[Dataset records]
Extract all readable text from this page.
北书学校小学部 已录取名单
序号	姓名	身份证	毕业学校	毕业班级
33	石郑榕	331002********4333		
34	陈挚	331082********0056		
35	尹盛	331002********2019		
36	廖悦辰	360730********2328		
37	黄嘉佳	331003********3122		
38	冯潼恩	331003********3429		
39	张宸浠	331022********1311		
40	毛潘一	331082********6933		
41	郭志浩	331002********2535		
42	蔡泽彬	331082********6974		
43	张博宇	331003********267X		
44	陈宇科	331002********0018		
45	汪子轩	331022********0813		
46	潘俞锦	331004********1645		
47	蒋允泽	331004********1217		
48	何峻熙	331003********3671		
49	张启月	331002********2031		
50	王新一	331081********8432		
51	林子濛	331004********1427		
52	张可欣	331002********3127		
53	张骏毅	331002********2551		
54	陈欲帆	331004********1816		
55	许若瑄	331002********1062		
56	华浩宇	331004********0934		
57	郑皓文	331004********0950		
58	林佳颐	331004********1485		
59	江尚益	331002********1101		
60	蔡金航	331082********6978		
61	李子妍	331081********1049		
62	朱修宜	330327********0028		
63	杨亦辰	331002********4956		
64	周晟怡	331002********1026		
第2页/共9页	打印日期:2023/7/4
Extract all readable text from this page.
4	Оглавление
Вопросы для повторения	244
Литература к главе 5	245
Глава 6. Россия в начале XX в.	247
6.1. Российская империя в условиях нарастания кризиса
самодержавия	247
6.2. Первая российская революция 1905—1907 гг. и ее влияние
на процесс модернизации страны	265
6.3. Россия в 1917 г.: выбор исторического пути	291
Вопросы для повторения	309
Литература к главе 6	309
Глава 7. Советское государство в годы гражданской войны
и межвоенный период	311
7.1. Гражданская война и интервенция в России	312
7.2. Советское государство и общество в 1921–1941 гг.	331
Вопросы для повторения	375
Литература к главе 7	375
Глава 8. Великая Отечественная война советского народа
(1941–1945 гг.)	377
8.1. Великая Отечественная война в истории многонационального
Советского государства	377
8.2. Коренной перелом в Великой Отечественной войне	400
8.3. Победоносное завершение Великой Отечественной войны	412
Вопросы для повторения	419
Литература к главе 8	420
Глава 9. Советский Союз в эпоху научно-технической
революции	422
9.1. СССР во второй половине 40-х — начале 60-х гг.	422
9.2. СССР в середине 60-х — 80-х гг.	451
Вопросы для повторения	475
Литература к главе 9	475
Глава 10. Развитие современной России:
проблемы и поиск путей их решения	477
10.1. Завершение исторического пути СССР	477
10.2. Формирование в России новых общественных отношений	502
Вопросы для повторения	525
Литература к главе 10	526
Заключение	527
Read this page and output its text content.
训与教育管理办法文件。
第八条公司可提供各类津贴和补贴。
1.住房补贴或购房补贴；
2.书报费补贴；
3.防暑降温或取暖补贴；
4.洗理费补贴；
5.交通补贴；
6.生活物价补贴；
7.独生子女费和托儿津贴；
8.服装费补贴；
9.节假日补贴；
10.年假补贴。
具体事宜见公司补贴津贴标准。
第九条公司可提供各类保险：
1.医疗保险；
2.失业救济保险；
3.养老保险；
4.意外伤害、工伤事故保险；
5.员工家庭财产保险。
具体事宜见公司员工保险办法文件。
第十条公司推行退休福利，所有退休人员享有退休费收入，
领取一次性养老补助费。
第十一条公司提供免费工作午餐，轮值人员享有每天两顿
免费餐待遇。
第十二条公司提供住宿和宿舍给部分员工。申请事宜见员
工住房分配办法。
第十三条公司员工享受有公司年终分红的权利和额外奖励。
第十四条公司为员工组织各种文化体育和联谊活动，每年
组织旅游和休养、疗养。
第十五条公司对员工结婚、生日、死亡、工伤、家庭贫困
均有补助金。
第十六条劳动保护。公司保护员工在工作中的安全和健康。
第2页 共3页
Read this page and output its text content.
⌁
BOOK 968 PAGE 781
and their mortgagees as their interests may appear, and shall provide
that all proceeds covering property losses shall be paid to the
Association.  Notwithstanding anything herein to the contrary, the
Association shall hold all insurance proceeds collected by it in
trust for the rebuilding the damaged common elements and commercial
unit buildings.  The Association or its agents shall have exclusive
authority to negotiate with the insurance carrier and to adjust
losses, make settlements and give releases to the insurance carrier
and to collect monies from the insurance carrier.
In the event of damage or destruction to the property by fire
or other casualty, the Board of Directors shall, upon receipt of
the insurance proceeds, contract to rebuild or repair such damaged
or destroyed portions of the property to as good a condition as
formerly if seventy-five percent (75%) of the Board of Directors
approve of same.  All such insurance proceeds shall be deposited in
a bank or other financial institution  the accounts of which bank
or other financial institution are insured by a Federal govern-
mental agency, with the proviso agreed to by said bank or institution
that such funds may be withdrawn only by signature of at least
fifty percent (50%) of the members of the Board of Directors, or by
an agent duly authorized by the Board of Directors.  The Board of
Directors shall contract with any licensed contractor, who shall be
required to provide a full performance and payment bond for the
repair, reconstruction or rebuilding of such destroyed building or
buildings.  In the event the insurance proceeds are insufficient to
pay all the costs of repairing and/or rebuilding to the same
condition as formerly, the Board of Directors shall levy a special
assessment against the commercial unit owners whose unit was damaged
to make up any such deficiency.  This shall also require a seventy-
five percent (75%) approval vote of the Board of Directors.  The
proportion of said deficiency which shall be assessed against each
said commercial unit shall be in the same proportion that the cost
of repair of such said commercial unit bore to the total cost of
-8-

### Written task
Reproduce every line of the data verbatim.

### Solution for this task
Extract all readable text from this page.
北书学校小学部 已录取名单
序号	姓名	身份证	毕业学校	毕业班级
33	石郑榕	331002********4333		
34	陈挚	331082********0056		
35	尹盛	331002********2019		
36	廖悦辰	360730********2328		
37	黄嘉佳	331003********3122		
38	冯潼恩	331003********3429		
39	张宸浠	331022********1311		
40	毛潘一	331082********6933		
41	郭志浩	331002********2535		
42	蔡泽彬	331082********6974		
43	张博宇	331003********267X		
44	陈宇科	331002********0018		
45	汪子轩	331022********0813		
46	潘俞锦	331004********1645		
47	蒋允泽	331004********1217		
48	何峻熙	331003********3671		
49	张启月	331002********2031		
50	王新一	331081********8432		
51	林子濛	331004********1427		
52	张可欣	331002********3127		
53	张骏毅	331002********2551		
54	陈欲帆	331004********1816		
55	许若瑄	331002********1062		
56	华浩宇	331004********0934		
57	郑皓文	331004********0950		
58	林佳颐	331004********1485		
59	江尚益	331002********1101		
60	蔡金航	331082********6978		
61	李子妍	331081********1049		
62	朱修宜	330327********0028		
63	杨亦辰	331002********4956		
64	周晟怡	331002********1026		
第2页/共9页	打印日期:2023/7/4
Extract all readable text from this page.
4	Оглавление
Вопросы для повторения	244
Литература к главе 5	245
Глава 6. Россия в начале XX в.	247
6.1. Российская империя в условиях нарастания кризиса
самодержавия	247
6.2. Первая российская революция 1905—1907 гг. и ее влияние
на процесс модернизации страны	265
6.3. Россия в 1917 г.: выбор исторического пути	291
Вопросы для повторения	309
Литература к главе 6	309
Глава 7. Советское государство в годы гражданской войны
и межвоенный период	311
7.1. Гражданская война и интервенция в России	312
7.2. Советское государство и общество в 1921–1941 гг.	331
Вопросы для повторения	375
Литература к главе 7	375
Глава 8. Великая Отечественная война советского народа
(1941–1945 гг.)	377
8.1. Великая Отечественная война в истории многонационального
Советского государства	377
8.2. Коренной перелом в Великой Отечественной войне	400
8.3. Победоносное завершение Великой Отечественной войны	412
Вопросы для повторения	419
Литература к главе 8	420
Глава 9. Советский Союз в эпоху научно-технической
революции	422
9.1. СССР во второй половине 40-х — начале 60-х гг.	422
9.2. СССР в середине 60-х — 80-х гг.	451
Вопросы для повторения	475
Литература к главе 9	475
Глава 10. Развитие современной России:
проблемы и поиск путей их решения	477
10.1. Завершение исторического пути СССР	477
10.2. Формирование в России новых общественных отношений	502
Вопросы для повторения	525
Литература к главе 10	526
Заключение	527
Read this page and output its text content.
训与教育管理办法文件。
第八条公司可提供各类津贴和补贴。
1.住房补贴或购房补贴；
2.书报费补贴；
3.防暑降温或取暖补贴；
4.洗理费补贴；
5.交通补贴；
6.生活物价补贴；
7.独生子女费和托儿津贴；
8.服装费补贴；
9.节假日补贴；
10.年假补贴。
具体事宜见公司补贴津贴标准。
第九条公司可提供各类保险：
1.医疗保险；
2.失业救济保险；
3.养老保险；
4.意外伤害、工伤事故保险；
5.员工家庭财产保险。
具体事宜见公司员工保险办法文件。
第十条公司推行退休福利，所有退休人员享有退休费收入，
领取一次性养老补助费。
第十一条公司提供免费工作午餐，轮值人员享有每天两顿
免费餐待遇。
第十二条公司提供住宿和宿舍给部分员工。申请事宜见员
工住房分配办法。
第十三条公司员工享受有公司年终分红的权利和额外奖励。
第十四条公司为员工组织各种文化体育和联谊活动，每年
组织旅游和休养、疗养。
第十五条公司对员工结婚、生日、死亡、工伤、家庭贫困
均有补助金。
第十六条劳动保护。公司保护员工在工作中的安全和健康。
第2页 共3页
Read this page and output its text content.
⌁
BOOK 968 PAGE 781
and their mortgagees as their interests may appear, and shall provide
that all proceeds covering property losses shall be paid to the
Association.  Notwithstanding anything herein to the contrary, the
Association shall hold all insurance proceeds collected by it in
trust for the rebuilding the damaged common elements and commercial
unit buildings.  The Association or its agents shall have exclusive
authority to negotiate with the insurance carrier and to adjust
losses, make settlements and give releases to the insurance carrier
and to collect monies from the insurance carrier.
In the event of damage or destruction to the property by fire
or other casualty, the Board of Directors shall, upon receipt of
the insurance proceeds, contract to rebuild or repair such damaged
or destroyed portions of the property to as good a condition as
formerly if seventy-five percent (75%) of the Board of Directors
approve of same.  All such insurance proceeds shall be deposited in
a bank or other financial institution  the accounts of which bank
or other financial institution are insured by a Federal govern-
mental agency, with the proviso agreed to by said bank or institution
that such funds may be withdrawn only by signature of at least
fifty percent (50%) of the members of the Board of Directors, or by
an agent duly authorized by the Board of Directors.  The Board of
Directors shall contract with any licensed contractor, who shall be
required to provide a full performance and payment bond for the
repair, reconstruction or rebuilding of such destroyed building or
buildings.  In the event the insurance proceeds are insufficient to
pay all the costs of repairing and/or rebuilding to the same
condition as formerly, the Board of Directors shall levy a special
assessment against the commercial unit owners whose unit was damaged
to make up any such deficiency.  This shall also require a seventy-
five percent (75%) approval vote of the Board of Directors.  The
proportion of said deficiency which shall be assessed against each
said commercial unit shall be in the same proportion that the cost
of repair of such said commercial unit bore to the total cost of
-8-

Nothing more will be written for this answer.